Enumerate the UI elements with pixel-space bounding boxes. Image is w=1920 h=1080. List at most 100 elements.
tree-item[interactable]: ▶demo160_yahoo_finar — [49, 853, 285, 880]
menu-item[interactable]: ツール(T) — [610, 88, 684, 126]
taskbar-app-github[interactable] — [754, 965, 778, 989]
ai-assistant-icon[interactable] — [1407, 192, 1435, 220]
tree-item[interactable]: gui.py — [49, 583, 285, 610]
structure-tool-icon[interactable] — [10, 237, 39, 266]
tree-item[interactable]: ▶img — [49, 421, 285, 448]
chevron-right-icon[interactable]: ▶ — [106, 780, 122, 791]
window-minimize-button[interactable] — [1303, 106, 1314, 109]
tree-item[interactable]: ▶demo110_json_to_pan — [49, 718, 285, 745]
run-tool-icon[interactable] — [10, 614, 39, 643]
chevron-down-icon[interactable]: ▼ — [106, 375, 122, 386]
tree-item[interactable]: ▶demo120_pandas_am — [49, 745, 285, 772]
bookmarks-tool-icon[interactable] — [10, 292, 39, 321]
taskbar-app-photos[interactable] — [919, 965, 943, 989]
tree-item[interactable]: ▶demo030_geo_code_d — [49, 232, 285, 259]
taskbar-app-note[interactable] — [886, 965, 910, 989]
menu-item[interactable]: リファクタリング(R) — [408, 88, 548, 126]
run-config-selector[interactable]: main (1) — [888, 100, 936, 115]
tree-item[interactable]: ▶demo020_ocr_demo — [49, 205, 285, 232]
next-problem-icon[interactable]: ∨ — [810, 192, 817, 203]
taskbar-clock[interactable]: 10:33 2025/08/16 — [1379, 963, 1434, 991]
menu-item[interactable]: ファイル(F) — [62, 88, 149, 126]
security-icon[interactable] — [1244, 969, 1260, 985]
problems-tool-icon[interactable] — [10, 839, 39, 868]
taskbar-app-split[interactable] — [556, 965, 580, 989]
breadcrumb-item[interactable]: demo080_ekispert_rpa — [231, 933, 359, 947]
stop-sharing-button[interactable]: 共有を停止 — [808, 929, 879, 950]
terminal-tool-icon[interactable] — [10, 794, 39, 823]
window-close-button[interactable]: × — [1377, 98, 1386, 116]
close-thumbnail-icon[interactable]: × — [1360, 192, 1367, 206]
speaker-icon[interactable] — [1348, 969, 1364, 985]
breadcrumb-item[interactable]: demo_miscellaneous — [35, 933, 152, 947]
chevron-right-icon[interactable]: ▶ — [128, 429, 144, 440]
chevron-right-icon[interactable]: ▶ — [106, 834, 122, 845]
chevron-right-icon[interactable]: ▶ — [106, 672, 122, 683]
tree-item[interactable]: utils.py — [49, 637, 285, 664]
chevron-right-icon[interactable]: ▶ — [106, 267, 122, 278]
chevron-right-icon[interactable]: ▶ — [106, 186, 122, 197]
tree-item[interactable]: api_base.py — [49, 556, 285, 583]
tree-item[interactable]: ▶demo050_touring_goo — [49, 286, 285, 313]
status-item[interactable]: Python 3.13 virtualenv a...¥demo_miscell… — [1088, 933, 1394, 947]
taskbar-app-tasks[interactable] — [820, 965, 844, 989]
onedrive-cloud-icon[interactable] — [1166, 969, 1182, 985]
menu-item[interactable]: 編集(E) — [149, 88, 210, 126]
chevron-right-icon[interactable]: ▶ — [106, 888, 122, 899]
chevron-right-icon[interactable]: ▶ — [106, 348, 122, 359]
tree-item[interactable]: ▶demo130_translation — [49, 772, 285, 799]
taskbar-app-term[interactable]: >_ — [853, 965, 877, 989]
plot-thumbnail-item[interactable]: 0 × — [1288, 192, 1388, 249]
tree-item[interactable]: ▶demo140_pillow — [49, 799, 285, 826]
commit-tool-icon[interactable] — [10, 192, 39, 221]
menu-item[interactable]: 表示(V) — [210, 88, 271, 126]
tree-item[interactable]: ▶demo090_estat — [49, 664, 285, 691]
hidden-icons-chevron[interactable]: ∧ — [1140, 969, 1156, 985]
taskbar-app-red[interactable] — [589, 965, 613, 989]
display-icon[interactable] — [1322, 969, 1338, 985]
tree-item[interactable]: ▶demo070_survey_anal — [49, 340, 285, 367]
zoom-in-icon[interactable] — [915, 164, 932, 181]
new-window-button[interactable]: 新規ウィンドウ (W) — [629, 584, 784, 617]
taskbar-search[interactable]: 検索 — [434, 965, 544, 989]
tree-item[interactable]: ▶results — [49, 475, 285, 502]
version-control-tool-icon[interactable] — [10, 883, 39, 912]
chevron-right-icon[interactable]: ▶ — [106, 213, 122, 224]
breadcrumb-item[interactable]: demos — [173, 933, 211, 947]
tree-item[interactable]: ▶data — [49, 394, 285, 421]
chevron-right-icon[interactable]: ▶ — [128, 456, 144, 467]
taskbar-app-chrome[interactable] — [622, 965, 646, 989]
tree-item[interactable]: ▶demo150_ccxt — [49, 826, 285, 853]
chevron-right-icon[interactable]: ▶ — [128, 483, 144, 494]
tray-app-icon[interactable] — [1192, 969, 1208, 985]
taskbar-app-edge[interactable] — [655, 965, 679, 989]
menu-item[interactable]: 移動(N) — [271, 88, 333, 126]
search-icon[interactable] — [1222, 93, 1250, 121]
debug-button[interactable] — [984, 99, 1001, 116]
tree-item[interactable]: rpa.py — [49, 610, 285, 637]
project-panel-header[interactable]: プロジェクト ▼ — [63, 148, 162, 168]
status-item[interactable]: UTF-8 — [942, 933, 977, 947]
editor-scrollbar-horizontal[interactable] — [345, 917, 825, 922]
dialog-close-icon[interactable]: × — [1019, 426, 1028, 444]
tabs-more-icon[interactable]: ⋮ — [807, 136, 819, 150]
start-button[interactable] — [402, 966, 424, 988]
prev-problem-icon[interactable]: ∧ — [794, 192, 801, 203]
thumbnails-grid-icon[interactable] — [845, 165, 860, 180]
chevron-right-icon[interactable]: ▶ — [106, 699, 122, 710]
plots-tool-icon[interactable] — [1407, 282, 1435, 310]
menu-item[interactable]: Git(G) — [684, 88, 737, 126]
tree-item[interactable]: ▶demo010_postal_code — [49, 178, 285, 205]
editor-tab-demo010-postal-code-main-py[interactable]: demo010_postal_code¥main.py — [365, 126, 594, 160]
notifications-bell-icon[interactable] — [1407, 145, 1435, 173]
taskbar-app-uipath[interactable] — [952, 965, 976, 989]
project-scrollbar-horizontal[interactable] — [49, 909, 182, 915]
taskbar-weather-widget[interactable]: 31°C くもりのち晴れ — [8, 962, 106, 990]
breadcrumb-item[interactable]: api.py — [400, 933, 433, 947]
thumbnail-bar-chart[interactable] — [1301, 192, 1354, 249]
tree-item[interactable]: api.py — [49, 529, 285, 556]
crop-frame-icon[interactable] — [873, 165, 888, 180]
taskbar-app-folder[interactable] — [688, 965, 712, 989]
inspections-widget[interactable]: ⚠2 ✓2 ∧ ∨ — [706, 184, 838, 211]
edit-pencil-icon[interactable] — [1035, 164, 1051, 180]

● ● ● ● ●

Can you copy every item above, character for character, keeping each on its own line?

FINAL ANSWER:
Enumerate the UI elements with pixel-space bounding boxes. Image is w=1920 h=1080. List at most 100 elements.
tree-item[interactable]: ▶demo160_yahoo_finar — [49, 853, 285, 880]
menu-item[interactable]: ツール(T) — [610, 88, 684, 126]
taskbar-app-github[interactable] — [754, 965, 778, 989]
ai-assistant-icon[interactable] — [1407, 192, 1435, 220]
tree-item[interactable]: gui.py — [49, 583, 285, 610]
structure-tool-icon[interactable] — [10, 237, 39, 266]
tree-item[interactable]: ▶img — [49, 421, 285, 448]
chevron-right-icon[interactable]: ▶ — [106, 780, 122, 791]
window-minimize-button[interactable] — [1303, 106, 1314, 109]
tree-item[interactable]: ▶demo110_json_to_pan — [49, 718, 285, 745]
run-tool-icon[interactable] — [10, 614, 39, 643]
chevron-down-icon[interactable]: ▼ — [106, 375, 122, 386]
tree-item[interactable]: ▶demo120_pandas_am — [49, 745, 285, 772]
bookmarks-tool-icon[interactable] — [10, 292, 39, 321]
taskbar-app-photos[interactable] — [919, 965, 943, 989]
tree-item[interactable]: ▶demo030_geo_code_d — [49, 232, 285, 259]
taskbar-app-note[interactable] — [886, 965, 910, 989]
menu-item[interactable]: リファクタリング(R) — [408, 88, 548, 126]
run-config-selector[interactable]: main (1) — [888, 100, 936, 115]
tree-item[interactable]: ▶demo020_ocr_demo — [49, 205, 285, 232]
next-problem-icon[interactable]: ∨ — [810, 192, 817, 203]
taskbar-clock[interactable]: 10:33 2025/08/16 — [1379, 963, 1434, 991]
menu-item[interactable]: ファイル(F) — [62, 88, 149, 126]
security-icon[interactable] — [1244, 969, 1260, 985]
problems-tool-icon[interactable] — [10, 839, 39, 868]
taskbar-app-split[interactable] — [556, 965, 580, 989]
breadcrumb-item[interactable]: demo080_ekispert_rpa — [231, 933, 359, 947]
stop-sharing-button[interactable]: 共有を停止 — [808, 929, 879, 950]
terminal-tool-icon[interactable] — [10, 794, 39, 823]
window-close-button[interactable]: × — [1377, 98, 1386, 116]
close-thumbnail-icon[interactable]: × — [1360, 192, 1367, 206]
speaker-icon[interactable] — [1348, 969, 1364, 985]
breadcrumb-item[interactable]: demo_miscellaneous — [35, 933, 152, 947]
chevron-right-icon[interactable]: ▶ — [128, 429, 144, 440]
chevron-right-icon[interactable]: ▶ — [106, 834, 122, 845]
chevron-right-icon[interactable]: ▶ — [106, 672, 122, 683]
tree-item[interactable]: utils.py — [49, 637, 285, 664]
chevron-right-icon[interactable]: ▶ — [106, 267, 122, 278]
chevron-right-icon[interactable]: ▶ — [106, 186, 122, 197]
tree-item[interactable]: api_base.py — [49, 556, 285, 583]
tree-item[interactable]: ▶demo050_touring_goo — [49, 286, 285, 313]
status-item[interactable]: Python 3.13 virtualenv a...¥demo_miscell… — [1088, 933, 1394, 947]
taskbar-app-tasks[interactable] — [820, 965, 844, 989]
onedrive-cloud-icon[interactable] — [1166, 969, 1182, 985]
menu-item[interactable]: 編集(E) — [149, 88, 210, 126]
chevron-right-icon[interactable]: ▶ — [106, 888, 122, 899]
chevron-right-icon[interactable]: ▶ — [106, 348, 122, 359]
tree-item[interactable]: ▶demo130_translation — [49, 772, 285, 799]
taskbar-app-term[interactable]: >_ — [853, 965, 877, 989]
plot-thumbnail-item[interactable]: 0 × — [1288, 192, 1388, 249]
tree-item[interactable]: ▶demo140_pillow — [49, 799, 285, 826]
commit-tool-icon[interactable] — [10, 192, 39, 221]
menu-item[interactable]: 表示(V) — [210, 88, 271, 126]
tree-item[interactable]: ▶demo090_estat — [49, 664, 285, 691]
hidden-icons-chevron[interactable]: ∧ — [1140, 969, 1156, 985]
taskbar-app-red[interactable] — [589, 965, 613, 989]
display-icon[interactable] — [1322, 969, 1338, 985]
tree-item[interactable]: ▶demo070_survey_anal — [49, 340, 285, 367]
zoom-in-icon[interactable] — [915, 164, 932, 181]
new-window-button[interactable]: 新規ウィンドウ (W) — [629, 584, 784, 617]
taskbar-search[interactable]: 検索 — [434, 965, 544, 989]
tree-item[interactable]: ▶results — [49, 475, 285, 502]
version-control-tool-icon[interactable] — [10, 883, 39, 912]
chevron-right-icon[interactable]: ▶ — [106, 213, 122, 224]
breadcrumb-item[interactable]: demos — [173, 933, 211, 947]
tree-item[interactable]: ▶data — [49, 394, 285, 421]
chevron-right-icon[interactable]: ▶ — [128, 456, 144, 467]
taskbar-app-chrome[interactable] — [622, 965, 646, 989]
tree-item[interactable]: ▶demo150_ccxt — [49, 826, 285, 853]
chevron-right-icon[interactable]: ▶ — [128, 483, 144, 494]
tray-app-icon[interactable] — [1192, 969, 1208, 985]
taskbar-app-edge[interactable] — [655, 965, 679, 989]
menu-item[interactable]: 移動(N) — [271, 88, 333, 126]
search-icon[interactable] — [1222, 93, 1250, 121]
debug-button[interactable] — [984, 99, 1001, 116]
tree-item[interactable]: rpa.py — [49, 610, 285, 637]
project-panel-header[interactable]: プロジェクト ▼ — [63, 148, 162, 168]
status-item[interactable]: UTF-8 — [942, 933, 977, 947]
editor-scrollbar-horizontal[interactable] — [345, 917, 825, 922]
dialog-close-icon[interactable]: × — [1019, 426, 1028, 444]
tabs-more-icon[interactable]: ⋮ — [807, 136, 819, 150]
start-button[interactable] — [402, 966, 424, 988]
prev-problem-icon[interactable]: ∧ — [794, 192, 801, 203]
thumbnails-grid-icon[interactable] — [845, 165, 860, 180]
chevron-right-icon[interactable]: ▶ — [106, 699, 122, 710]
plots-tool-icon[interactable] — [1407, 282, 1435, 310]
menu-item[interactable]: Git(G) — [684, 88, 737, 126]
tree-item[interactable]: ▶demo010_postal_code — [49, 178, 285, 205]
editor-tab-demo010-postal-code-main-py[interactable]: demo010_postal_code¥main.py — [365, 126, 594, 160]
notifications-bell-icon[interactable] — [1407, 145, 1435, 173]
taskbar-app-uipath[interactable] — [952, 965, 976, 989]
project-scrollbar-horizontal[interactable] — [49, 909, 182, 915]
taskbar-weather-widget[interactable]: 31°C くもりのち晴れ — [8, 962, 106, 990]
breadcrumb-item[interactable]: api.py — [400, 933, 433, 947]
thumbnail-bar-chart[interactable] — [1301, 192, 1354, 249]
tree-item[interactable]: api.py — [49, 529, 285, 556]
crop-frame-icon[interactable] — [873, 165, 888, 180]
taskbar-app-folder[interactable] — [688, 965, 712, 989]
inspections-widget[interactable]: ⚠2 ✓2 ∧ ∨ — [706, 184, 838, 211]
edit-pencil-icon[interactable] — [1035, 164, 1051, 180]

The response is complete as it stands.